_Challenge_
From the records below, copy every line that contains the word "Baqarah".

_Provided data_

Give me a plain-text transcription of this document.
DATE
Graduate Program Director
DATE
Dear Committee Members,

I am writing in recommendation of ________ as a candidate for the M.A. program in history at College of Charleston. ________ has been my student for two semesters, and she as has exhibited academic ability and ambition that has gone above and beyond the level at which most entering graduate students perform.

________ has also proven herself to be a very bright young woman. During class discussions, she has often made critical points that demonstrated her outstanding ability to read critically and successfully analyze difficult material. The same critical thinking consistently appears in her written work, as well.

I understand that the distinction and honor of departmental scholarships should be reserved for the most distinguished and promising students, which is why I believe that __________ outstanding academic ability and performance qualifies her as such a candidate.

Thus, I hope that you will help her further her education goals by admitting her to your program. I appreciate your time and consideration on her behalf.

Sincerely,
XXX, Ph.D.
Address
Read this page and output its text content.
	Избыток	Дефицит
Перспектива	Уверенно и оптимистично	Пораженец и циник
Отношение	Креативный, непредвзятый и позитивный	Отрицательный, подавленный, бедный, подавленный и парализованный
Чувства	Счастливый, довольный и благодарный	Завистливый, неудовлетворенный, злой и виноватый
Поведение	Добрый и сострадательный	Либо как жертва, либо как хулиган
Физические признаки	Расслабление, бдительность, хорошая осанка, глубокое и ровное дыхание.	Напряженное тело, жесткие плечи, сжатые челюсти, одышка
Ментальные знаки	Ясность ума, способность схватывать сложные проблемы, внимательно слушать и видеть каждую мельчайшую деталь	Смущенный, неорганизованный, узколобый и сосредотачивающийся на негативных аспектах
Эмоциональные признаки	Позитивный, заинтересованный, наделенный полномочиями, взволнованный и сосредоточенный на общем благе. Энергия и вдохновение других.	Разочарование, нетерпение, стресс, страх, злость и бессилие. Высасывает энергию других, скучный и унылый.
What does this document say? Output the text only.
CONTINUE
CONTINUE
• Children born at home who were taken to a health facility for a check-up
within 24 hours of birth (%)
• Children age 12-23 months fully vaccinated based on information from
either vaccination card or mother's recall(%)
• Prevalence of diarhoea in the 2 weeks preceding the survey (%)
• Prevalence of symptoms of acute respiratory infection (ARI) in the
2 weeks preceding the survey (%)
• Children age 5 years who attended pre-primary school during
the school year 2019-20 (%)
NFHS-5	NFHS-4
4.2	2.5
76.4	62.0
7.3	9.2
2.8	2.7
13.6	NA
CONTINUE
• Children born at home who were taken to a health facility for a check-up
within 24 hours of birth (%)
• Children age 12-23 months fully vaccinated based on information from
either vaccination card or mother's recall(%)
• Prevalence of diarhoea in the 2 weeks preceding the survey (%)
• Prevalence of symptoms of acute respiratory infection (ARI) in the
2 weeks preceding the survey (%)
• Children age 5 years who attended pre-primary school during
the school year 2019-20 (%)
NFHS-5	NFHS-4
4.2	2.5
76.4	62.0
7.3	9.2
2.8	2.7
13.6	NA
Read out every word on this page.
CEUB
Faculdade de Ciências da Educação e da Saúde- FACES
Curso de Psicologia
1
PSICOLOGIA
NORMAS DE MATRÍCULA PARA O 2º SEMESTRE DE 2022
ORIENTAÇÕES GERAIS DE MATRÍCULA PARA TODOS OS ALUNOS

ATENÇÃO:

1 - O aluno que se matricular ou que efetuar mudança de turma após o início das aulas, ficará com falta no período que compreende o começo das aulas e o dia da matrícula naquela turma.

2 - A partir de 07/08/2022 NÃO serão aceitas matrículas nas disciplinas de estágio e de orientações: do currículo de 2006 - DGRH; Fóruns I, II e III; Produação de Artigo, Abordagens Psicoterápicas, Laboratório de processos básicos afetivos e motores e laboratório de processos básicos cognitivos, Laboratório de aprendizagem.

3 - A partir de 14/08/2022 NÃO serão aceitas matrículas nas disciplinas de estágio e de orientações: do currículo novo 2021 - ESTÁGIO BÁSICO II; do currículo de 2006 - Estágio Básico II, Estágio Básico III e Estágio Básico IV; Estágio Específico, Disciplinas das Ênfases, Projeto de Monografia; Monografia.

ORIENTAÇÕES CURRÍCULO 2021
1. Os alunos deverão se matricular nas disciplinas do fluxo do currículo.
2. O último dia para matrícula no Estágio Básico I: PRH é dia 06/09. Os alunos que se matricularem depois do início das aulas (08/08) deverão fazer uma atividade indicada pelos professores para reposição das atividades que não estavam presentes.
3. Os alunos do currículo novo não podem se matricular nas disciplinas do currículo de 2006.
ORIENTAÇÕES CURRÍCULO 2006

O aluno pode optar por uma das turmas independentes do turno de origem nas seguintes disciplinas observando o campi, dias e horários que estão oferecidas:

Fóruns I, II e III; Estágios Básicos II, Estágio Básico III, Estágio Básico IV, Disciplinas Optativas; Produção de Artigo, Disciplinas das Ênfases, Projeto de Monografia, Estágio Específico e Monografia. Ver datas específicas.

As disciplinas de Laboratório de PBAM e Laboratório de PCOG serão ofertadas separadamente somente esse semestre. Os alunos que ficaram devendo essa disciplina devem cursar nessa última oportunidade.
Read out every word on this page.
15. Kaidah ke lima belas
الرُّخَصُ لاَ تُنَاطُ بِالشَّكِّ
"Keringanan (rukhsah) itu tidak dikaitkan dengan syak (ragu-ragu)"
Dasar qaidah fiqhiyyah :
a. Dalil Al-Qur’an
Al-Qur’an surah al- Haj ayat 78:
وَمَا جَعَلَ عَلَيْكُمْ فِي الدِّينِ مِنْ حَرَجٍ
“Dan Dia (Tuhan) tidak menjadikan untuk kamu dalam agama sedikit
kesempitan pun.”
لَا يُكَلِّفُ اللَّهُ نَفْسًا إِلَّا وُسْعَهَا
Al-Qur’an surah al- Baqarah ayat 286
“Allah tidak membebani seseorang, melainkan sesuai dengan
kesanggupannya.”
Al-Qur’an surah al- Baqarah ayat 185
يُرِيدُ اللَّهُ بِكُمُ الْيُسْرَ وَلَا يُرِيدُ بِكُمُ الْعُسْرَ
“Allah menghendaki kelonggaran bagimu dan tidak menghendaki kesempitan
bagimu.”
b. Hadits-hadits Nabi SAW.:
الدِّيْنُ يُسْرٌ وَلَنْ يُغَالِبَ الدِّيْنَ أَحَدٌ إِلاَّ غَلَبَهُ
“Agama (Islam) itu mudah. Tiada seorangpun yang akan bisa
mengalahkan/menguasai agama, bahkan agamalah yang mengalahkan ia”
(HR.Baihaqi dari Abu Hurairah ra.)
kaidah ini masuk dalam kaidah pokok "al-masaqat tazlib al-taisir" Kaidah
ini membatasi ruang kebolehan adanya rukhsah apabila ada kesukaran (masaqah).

_Response to this task_
Al-Qur’an surah al- Baqarah ayat 286
Al-Qur’an surah al- Baqarah ayat 185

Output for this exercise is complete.